• _AIM_
It is required that all of the data be written out exactly.

• _RECORDS TO USE_
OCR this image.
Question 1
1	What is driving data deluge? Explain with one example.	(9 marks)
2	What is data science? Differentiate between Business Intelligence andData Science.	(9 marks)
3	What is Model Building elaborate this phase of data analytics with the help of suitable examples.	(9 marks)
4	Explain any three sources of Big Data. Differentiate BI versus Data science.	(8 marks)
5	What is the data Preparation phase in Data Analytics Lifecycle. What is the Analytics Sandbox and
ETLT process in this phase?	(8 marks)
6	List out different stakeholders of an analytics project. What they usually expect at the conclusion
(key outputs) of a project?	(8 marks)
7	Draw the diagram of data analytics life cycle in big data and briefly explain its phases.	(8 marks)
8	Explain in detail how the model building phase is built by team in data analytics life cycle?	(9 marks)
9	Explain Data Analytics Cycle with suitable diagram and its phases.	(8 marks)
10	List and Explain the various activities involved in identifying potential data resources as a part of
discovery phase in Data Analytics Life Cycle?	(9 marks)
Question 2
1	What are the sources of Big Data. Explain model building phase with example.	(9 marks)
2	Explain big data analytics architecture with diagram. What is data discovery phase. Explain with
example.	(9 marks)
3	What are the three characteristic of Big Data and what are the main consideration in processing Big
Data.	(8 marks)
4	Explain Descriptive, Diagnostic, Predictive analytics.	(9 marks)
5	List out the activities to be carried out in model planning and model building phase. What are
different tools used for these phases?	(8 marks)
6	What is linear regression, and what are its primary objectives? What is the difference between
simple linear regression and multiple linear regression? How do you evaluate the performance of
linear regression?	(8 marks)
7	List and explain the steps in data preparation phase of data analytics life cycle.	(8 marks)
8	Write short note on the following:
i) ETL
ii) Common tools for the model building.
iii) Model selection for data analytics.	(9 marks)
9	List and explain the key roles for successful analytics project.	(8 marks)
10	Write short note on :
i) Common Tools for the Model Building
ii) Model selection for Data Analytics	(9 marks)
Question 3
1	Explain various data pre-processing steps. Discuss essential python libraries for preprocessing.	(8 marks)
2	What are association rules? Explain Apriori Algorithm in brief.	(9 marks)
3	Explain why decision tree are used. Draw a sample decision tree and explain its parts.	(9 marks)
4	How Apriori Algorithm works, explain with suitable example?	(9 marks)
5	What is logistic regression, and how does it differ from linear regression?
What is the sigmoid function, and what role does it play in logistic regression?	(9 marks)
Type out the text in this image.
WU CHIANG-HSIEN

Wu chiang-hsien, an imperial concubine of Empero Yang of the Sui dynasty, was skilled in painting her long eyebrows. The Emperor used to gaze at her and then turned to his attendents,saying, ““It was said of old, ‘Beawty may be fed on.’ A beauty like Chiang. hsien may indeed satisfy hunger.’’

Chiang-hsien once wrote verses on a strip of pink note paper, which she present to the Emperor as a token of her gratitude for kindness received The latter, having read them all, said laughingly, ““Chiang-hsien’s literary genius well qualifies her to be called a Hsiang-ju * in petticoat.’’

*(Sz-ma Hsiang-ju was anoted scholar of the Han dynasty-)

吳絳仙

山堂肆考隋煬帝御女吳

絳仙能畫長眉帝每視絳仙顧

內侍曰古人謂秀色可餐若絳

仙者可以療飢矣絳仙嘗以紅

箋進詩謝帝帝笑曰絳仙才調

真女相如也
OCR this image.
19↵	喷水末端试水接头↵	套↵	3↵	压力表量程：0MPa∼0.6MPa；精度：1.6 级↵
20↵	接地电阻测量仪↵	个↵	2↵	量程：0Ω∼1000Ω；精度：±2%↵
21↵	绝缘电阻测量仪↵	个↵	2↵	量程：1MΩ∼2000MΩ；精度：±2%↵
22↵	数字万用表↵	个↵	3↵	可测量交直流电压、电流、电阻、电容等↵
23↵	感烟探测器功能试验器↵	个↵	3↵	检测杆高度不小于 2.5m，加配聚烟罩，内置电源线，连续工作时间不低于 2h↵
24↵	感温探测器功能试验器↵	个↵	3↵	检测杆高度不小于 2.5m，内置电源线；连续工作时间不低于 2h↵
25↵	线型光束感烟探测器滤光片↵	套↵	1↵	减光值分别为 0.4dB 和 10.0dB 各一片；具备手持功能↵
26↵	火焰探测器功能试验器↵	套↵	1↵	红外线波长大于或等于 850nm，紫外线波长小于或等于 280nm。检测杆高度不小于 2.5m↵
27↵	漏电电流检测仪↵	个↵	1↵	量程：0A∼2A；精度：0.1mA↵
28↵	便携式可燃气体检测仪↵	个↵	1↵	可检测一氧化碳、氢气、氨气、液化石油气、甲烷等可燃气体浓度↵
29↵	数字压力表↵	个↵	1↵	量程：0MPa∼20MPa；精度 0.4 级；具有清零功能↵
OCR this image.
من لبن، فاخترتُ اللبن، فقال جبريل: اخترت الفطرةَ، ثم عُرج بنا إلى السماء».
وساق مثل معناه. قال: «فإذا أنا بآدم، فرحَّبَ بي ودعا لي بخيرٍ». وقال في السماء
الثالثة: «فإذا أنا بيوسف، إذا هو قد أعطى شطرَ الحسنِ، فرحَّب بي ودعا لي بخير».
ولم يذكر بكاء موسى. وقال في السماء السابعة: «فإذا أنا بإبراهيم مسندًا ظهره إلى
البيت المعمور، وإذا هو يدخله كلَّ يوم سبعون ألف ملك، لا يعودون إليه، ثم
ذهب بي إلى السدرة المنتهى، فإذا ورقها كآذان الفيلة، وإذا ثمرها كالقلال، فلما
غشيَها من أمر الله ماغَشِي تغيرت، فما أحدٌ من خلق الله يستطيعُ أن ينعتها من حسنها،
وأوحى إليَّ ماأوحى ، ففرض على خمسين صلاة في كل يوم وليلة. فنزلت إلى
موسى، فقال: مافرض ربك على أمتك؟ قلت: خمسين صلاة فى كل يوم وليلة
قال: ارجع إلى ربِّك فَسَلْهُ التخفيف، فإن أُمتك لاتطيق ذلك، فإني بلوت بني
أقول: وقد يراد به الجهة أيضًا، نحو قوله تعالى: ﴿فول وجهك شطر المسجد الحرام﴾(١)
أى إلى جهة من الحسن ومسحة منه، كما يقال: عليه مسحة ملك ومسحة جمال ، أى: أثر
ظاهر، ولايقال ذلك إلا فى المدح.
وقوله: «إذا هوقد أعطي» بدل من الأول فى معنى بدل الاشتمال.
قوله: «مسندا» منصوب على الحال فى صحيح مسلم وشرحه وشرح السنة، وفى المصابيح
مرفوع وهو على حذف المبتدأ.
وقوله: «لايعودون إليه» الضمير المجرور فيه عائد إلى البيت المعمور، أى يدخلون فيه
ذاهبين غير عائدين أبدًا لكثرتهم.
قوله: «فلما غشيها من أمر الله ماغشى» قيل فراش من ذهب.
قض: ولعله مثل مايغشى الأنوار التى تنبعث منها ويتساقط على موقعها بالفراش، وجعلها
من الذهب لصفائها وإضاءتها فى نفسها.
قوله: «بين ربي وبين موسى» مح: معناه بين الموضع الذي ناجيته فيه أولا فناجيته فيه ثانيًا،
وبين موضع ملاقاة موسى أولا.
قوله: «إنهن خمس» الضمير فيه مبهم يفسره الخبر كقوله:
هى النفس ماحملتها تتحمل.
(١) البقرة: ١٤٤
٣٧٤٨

• _TASK RESPONSE_
OCR this image.
Question 1
1	What is driving data deluge? Explain with one example.	(9 marks)
2	What is data science? Differentiate between Business Intelligence andData Science.	(9 marks)
3	What is Model Building elaborate this phase of data analytics with the help of suitable examples.	(9 marks)
4	Explain any three sources of Big Data. Differentiate BI versus Data science.	(8 marks)
5	What is the data Preparation phase in Data Analytics Lifecycle. What is the Analytics Sandbox and
ETLT process in this phase?	(8 marks)
6	List out different stakeholders of an analytics project. What they usually expect at the conclusion
(key outputs) of a project?	(8 marks)
7	Draw the diagram of data analytics life cycle in big data and briefly explain its phases.	(8 marks)
8	Explain in detail how the model building phase is built by team in data analytics life cycle?	(9 marks)
9	Explain Data Analytics Cycle with suitable diagram and its phases.	(8 marks)
10	List and Explain the various activities involved in identifying potential data resources as a part of
discovery phase in Data Analytics Life Cycle?	(9 marks)
Question 2
1	What are the sources of Big Data. Explain model building phase with example.	(9 marks)
2	Explain big data analytics architecture with diagram. What is data discovery phase. Explain with
example.	(9 marks)
3	What are the three characteristic of Big Data and what are the main consideration in processing Big
Data.	(8 marks)
4	Explain Descriptive, Diagnostic, Predictive analytics.	(9 marks)
5	List out the activities to be carried out in model planning and model building phase. What are
different tools used for these phases?	(8 marks)
6	What is linear regression, and what are its primary objectives? What is the difference between
simple linear regression and multiple linear regression? How do you evaluate the performance of
linear regression?	(8 marks)
7	List and explain the steps in data preparation phase of data analytics life cycle.	(8 marks)
8	Write short note on the following:
i) ETL
ii) Common tools for the model building.
iii) Model selection for data analytics.	(9 marks)
9	List and explain the key roles for successful analytics project.	(8 marks)
10	Write short note on :
i) Common Tools for the Model Building
ii) Model selection for Data Analytics	(9 marks)
Question 3
1	Explain various data pre-processing steps. Discuss essential python libraries for preprocessing.	(8 marks)
2	What are association rules? Explain Apriori Algorithm in brief.	(9 marks)
3	Explain why decision tree are used. Draw a sample decision tree and explain its parts.	(9 marks)
4	How Apriori Algorithm works, explain with suitable example?	(9 marks)
5	What is logistic regression, and how does it differ from linear regression?
What is the sigmoid function, and what role does it play in logistic regression?	(9 marks)
Type out the text in this image.
WU CHIANG-HSIEN

Wu chiang-hsien, an imperial concubine of Empero Yang of the Sui dynasty, was skilled in painting her long eyebrows. The Emperor used to gaze at her and then turned to his attendents,saying, ““It was said of old, ‘Beawty may be fed on.’ A beauty like Chiang. hsien may indeed satisfy hunger.’’

Chiang-hsien once wrote verses on a strip of pink note paper, which she present to the Emperor as a token of her gratitude for kindness received The latter, having read them all, said laughingly, ““Chiang-hsien’s literary genius well qualifies her to be called a Hsiang-ju * in petticoat.’’

*(Sz-ma Hsiang-ju was anoted scholar of the Han dynasty-)

吳絳仙

山堂肆考隋煬帝御女吳

絳仙能畫長眉帝每視絳仙顧

內侍曰古人謂秀色可餐若絳

仙者可以療飢矣絳仙嘗以紅

箋進詩謝帝帝笑曰絳仙才調

真女相如也
OCR this image.
19↵	喷水末端试水接头↵	套↵	3↵	压力表量程：0MPa∼0.6MPa；精度：1.6 级↵
20↵	接地电阻测量仪↵	个↵	2↵	量程：0Ω∼1000Ω；精度：±2%↵
21↵	绝缘电阻测量仪↵	个↵	2↵	量程：1MΩ∼2000MΩ；精度：±2%↵
22↵	数字万用表↵	个↵	3↵	可测量交直流电压、电流、电阻、电容等↵
23↵	感烟探测器功能试验器↵	个↵	3↵	检测杆高度不小于 2.5m，加配聚烟罩，内置电源线，连续工作时间不低于 2h↵
24↵	感温探测器功能试验器↵	个↵	3↵	检测杆高度不小于 2.5m，内置电源线；连续工作时间不低于 2h↵
25↵	线型光束感烟探测器滤光片↵	套↵	1↵	减光值分别为 0.4dB 和 10.0dB 各一片；具备手持功能↵
26↵	火焰探测器功能试验器↵	套↵	1↵	红外线波长大于或等于 850nm，紫外线波长小于或等于 280nm。检测杆高度不小于 2.5m↵
27↵	漏电电流检测仪↵	个↵	1↵	量程：0A∼2A；精度：0.1mA↵
28↵	便携式可燃气体检测仪↵	个↵	1↵	可检测一氧化碳、氢气、氨气、液化石油气、甲烷等可燃气体浓度↵
29↵	数字压力表↵	个↵	1↵	量程：0MPa∼20MPa；精度 0.4 级；具有清零功能↵
OCR this image.
من لبن، فاخترتُ اللبن، فقال جبريل: اخترت الفطرةَ، ثم عُرج بنا إلى السماء».
وساق مثل معناه. قال: «فإذا أنا بآدم، فرحَّبَ بي ودعا لي بخيرٍ». وقال في السماء
الثالثة: «فإذا أنا بيوسف، إذا هو قد أعطى شطرَ الحسنِ، فرحَّب بي ودعا لي بخير».
ولم يذكر بكاء موسى. وقال في السماء السابعة: «فإذا أنا بإبراهيم مسندًا ظهره إلى
البيت المعمور، وإذا هو يدخله كلَّ يوم سبعون ألف ملك، لا يعودون إليه، ثم
ذهب بي إلى السدرة المنتهى، فإذا ورقها كآذان الفيلة، وإذا ثمرها كالقلال، فلما
غشيَها من أمر الله ماغَشِي تغيرت، فما أحدٌ من خلق الله يستطيعُ أن ينعتها من حسنها،
وأوحى إليَّ ماأوحى ، ففرض على خمسين صلاة في كل يوم وليلة. فنزلت إلى
موسى، فقال: مافرض ربك على أمتك؟ قلت: خمسين صلاة فى كل يوم وليلة
قال: ارجع إلى ربِّك فَسَلْهُ التخفيف، فإن أُمتك لاتطيق ذلك، فإني بلوت بني
أقول: وقد يراد به الجهة أيضًا، نحو قوله تعالى: ﴿فول وجهك شطر المسجد الحرام﴾(١)
أى إلى جهة من الحسن ومسحة منه، كما يقال: عليه مسحة ملك ومسحة جمال ، أى: أثر
ظاهر، ولايقال ذلك إلا فى المدح.
وقوله: «إذا هوقد أعطي» بدل من الأول فى معنى بدل الاشتمال.
قوله: «مسندا» منصوب على الحال فى صحيح مسلم وشرحه وشرح السنة، وفى المصابيح
مرفوع وهو على حذف المبتدأ.
وقوله: «لايعودون إليه» الضمير المجرور فيه عائد إلى البيت المعمور، أى يدخلون فيه
ذاهبين غير عائدين أبدًا لكثرتهم.
قوله: «فلما غشيها من أمر الله ماغشى» قيل فراش من ذهب.
قض: ولعله مثل مايغشى الأنوار التى تنبعث منها ويتساقط على موقعها بالفراش، وجعلها
من الذهب لصفائها وإضاءتها فى نفسها.
قوله: «بين ربي وبين موسى» مح: معناه بين الموضع الذي ناجيته فيه أولا فناجيته فيه ثانيًا،
وبين موضع ملاقاة موسى أولا.
قوله: «إنهن خمس» الضمير فيه مبهم يفسره الخبر كقوله:
هى النفس ماحملتها تتحمل.
(١) البقرة: ١٤٤
٣٧٤٨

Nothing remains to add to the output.